Stored data
START
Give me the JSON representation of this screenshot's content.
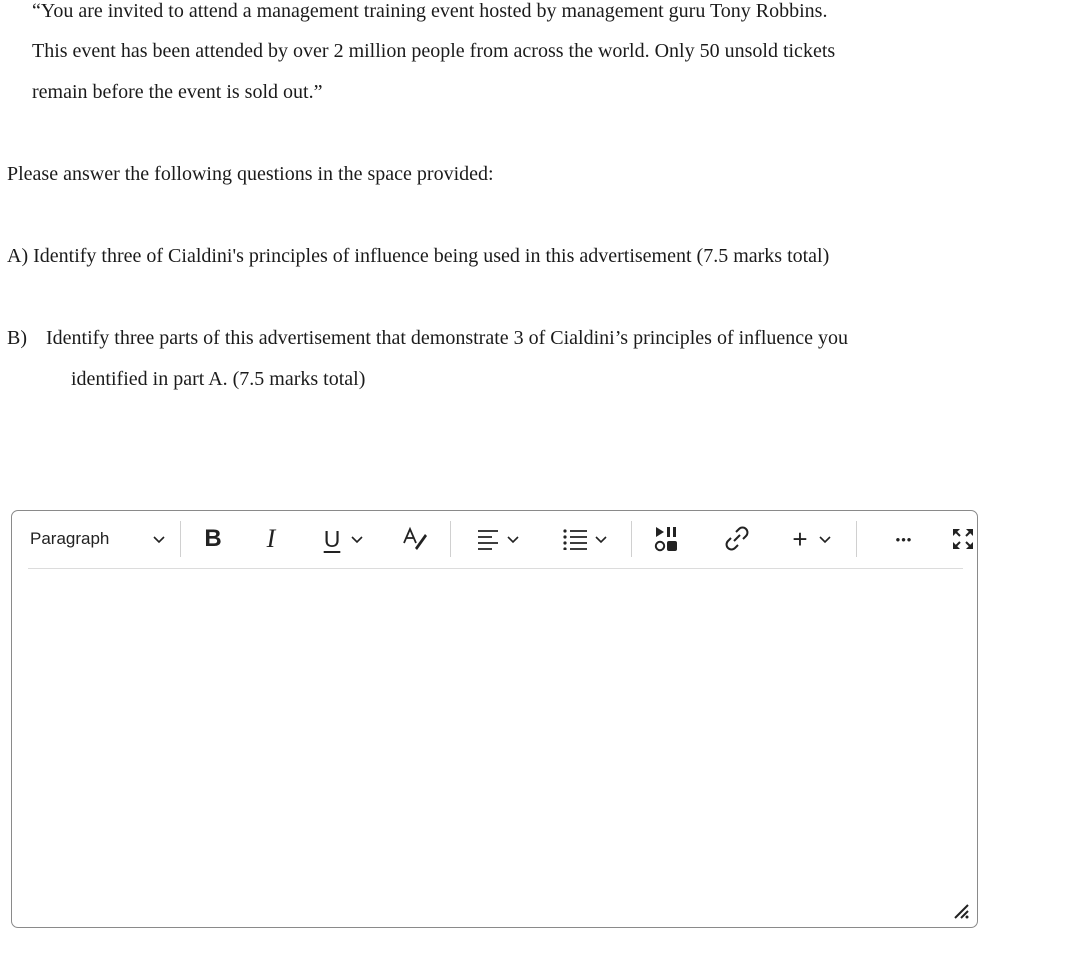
{
  "quote": {
    "lines": [
      "“You are invited to attend a management training event hosted by management guru Tony Robbins.",
      "This event has been attended by over 2 million people from across the world. Only 50 unsold tickets",
      "remain before the event is sold out.”"
    ]
  },
  "prompt": "Please answer the following questions in the space provided:",
  "question_a": "A) Identify three of Cialdini's principles of influence being used in this advertisement (7.5 marks total)",
  "question_b": {
    "letter": "B)",
    "line1": "Identify three parts of this advertisement that demonstrate 3 of Cialdini’s principles of influence you",
    "line2": "identified in part A. (7.5 marks total)"
  },
  "editor": {
    "block_format": "Paragraph",
    "bold_label": "B",
    "italic_label": "I",
    "underline_label": "U",
    "insert_label": "+",
    "more_label": "•••",
    "content": ""
  },
  "colors": {
    "text": "#1b1b1b",
    "border": "#8a8a8a",
    "toolbar_divider": "#dcdcdc"
  }
}
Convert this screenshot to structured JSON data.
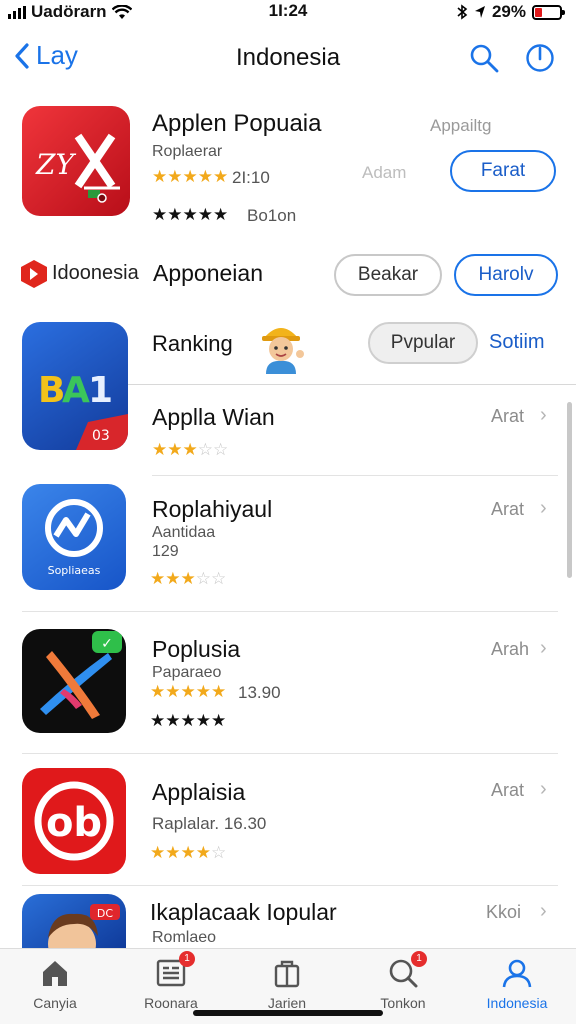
{
  "status_bar": {
    "carrier": "Uadörarn",
    "time": "1I:24",
    "battery": "29%",
    "battery_level": 0.29
  },
  "nav": {
    "back_label": "Lay",
    "title": "Indonesia"
  },
  "featured": {
    "name": "Applen Popuaia",
    "developer": "Roplaerar",
    "rating_text": "2I:10",
    "stars_filled": 5,
    "rating_count": "Bo1on",
    "faded_top": "Appailtg",
    "faded_mid": "Adam",
    "get_button": "Farat"
  },
  "brand_row": {
    "brand": "Idoonesia",
    "title": "Apponeian",
    "btn_left": "Beakar",
    "btn_right": "Harolv"
  },
  "ranking": {
    "label": "Ranking",
    "btn": "Pvpular",
    "link": "Sotiim"
  },
  "apps": [
    {
      "name": "Applla Wian",
      "stars": 3,
      "right": "Arat",
      "icon_badge": "03",
      "icon_text": "BA1"
    },
    {
      "name": "Roplahiyaul",
      "sub1": "Aantidaa",
      "sub2": "129",
      "stars": 3,
      "right": "Arat",
      "icon_text": "Sopliaeas"
    },
    {
      "name": "Poplusia",
      "sub1": "Paparaeo",
      "rating_text": "13.90",
      "stars": 5,
      "right": "Arah"
    },
    {
      "name": "Applaisia",
      "sub1": "Raplalar.  16.30",
      "stars": 4,
      "right": "Arat"
    },
    {
      "name": "Ikaplacaak Iopular",
      "sub1": "Romlaeo",
      "right": "Kkoi",
      "icon_badge": "DC"
    }
  ],
  "tabs": [
    {
      "label": "Canyia",
      "icon": "home-icon"
    },
    {
      "label": "Roonara",
      "icon": "news-icon",
      "badge": "1"
    },
    {
      "label": "Jarien",
      "icon": "bag-icon"
    },
    {
      "label": "Tonkon",
      "icon": "search-icon",
      "badge": "1"
    },
    {
      "label": "Indonesia",
      "icon": "profile-icon",
      "active": true
    }
  ],
  "colors": {
    "accent": "#1a73e8",
    "star": "#f2a91b",
    "badge": "#e52d2d"
  }
}
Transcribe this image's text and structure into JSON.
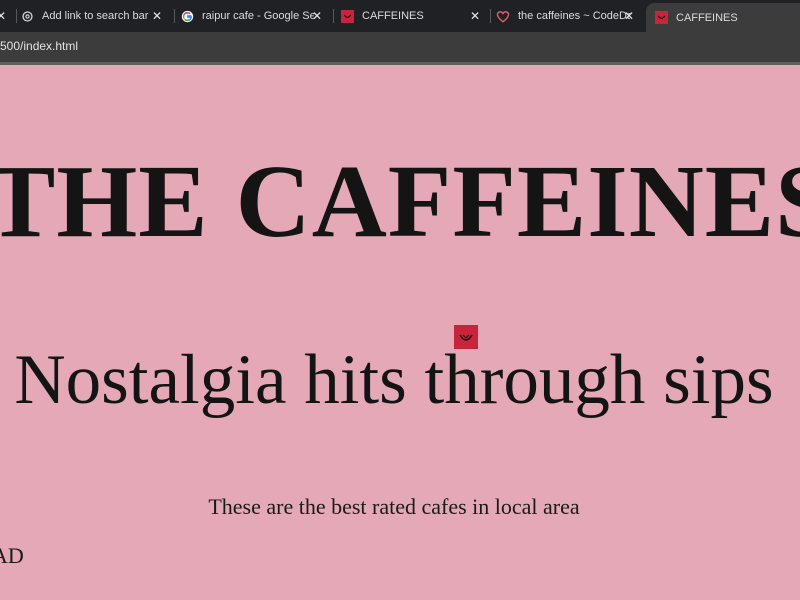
END
- _WHAT IS NEEDED_:
Using the material above, return every line exactly as it appears, minus the pictures.

- _FINISHED TASK_:
Give me the JSON representation of this screenshot's content.
{
  "quote": {
    "lines": [
      "“You are invited to attend a management training event hosted by management guru Tony Robbins.",
      "This event has been attended by over 2 million people from across the world. Only 50 unsold tickets",
      "remain before the event is sold out.”"
    ]
  },
  "prompt": "Please answer the following questions in the space provided:",
  "question_a": "A) Identify three of Cialdini's principles of influence being used in this advertisement (7.5 marks total)",
  "question_b": {
    "letter": "B)",
    "line1": "Identify three parts of this advertisement that demonstrate 3 of Cialdini’s principles of influence you",
    "line2": "identified in part A. (7.5 marks total)"
  },
  "editor": {
    "block_format": "Paragraph",
    "bold_label": "B",
    "italic_label": "I",
    "underline_label": "U",
    "insert_label": "+",
    "more_label": "•••",
    "content": ""
  },
  "colors": {
    "text": "#1b1b1b",
    "border": "#8a8a8a",
    "toolbar_divider": "#dcdcdc"
  }
}
Convert this screenshot to structured JSON data.
{
  "status_bar": {
    "carrier": "Uadörarn",
    "time": "1I:24",
    "battery": "29%",
    "battery_level": 0.29
  },
  "nav": {
    "back_label": "Lay",
    "title": "Indonesia"
  },
  "featured": {
    "name": "Applen Popuaia",
    "developer": "Roplaerar",
    "rating_text": "2I:10",
    "stars_filled": 5,
    "rating_count": "Bo1on",
    "faded_top": "Appailtg",
    "faded_mid": "Adam",
    "get_button": "Farat"
  },
  "brand_row": {
    "brand": "Idoonesia",
    "title": "Apponeian",
    "btn_left": "Beakar",
    "btn_right": "Harolv"
  },
  "ranking": {
    "label": "Ranking",
    "btn": "Pvpular",
    "link": "Sotiim"
  },
  "apps": [
    {
      "name": "Applla Wian",
      "stars": 3,
      "right": "Arat",
      "icon_badge": "03",
      "icon_text": "BA1"
    },
    {
      "name": "Roplahiyaul",
      "sub1": "Aantidaa",
      "sub2": "129",
      "stars": 3,
      "right": "Arat",
      "icon_text": "Sopliaeas"
    },
    {
      "name": "Poplusia",
      "sub1": "Paparaeo",
      "rating_text": "13.90",
      "stars": 5,
      "right": "Arah"
    },
    {
      "name": "Applaisia",
      "sub1": "Raplalar.  16.30",
      "stars": 4,
      "right": "Arat"
    },
    {
      "name": "Ikaplacaak Iopular",
      "sub1": "Romlaeo",
      "right": "Kkoi",
      "icon_badge": "DC"
    }
  ],
  "tabs": [
    {
      "label": "Canyia",
      "icon": "home-icon"
    },
    {
      "label": "Roonara",
      "icon": "news-icon",
      "badge": "1"
    },
    {
      "label": "Jarien",
      "icon": "bag-icon"
    },
    {
      "label": "Tonkon",
      "icon": "search-icon",
      "badge": "1"
    },
    {
      "label": "Indonesia",
      "icon": "profile-icon",
      "active": true
    }
  ],
  "colors": {
    "accent": "#1a73e8",
    "star": "#f2a91b",
    "badge": "#e52d2d"
  }
}
Transcribe this image's text and structure into JSON.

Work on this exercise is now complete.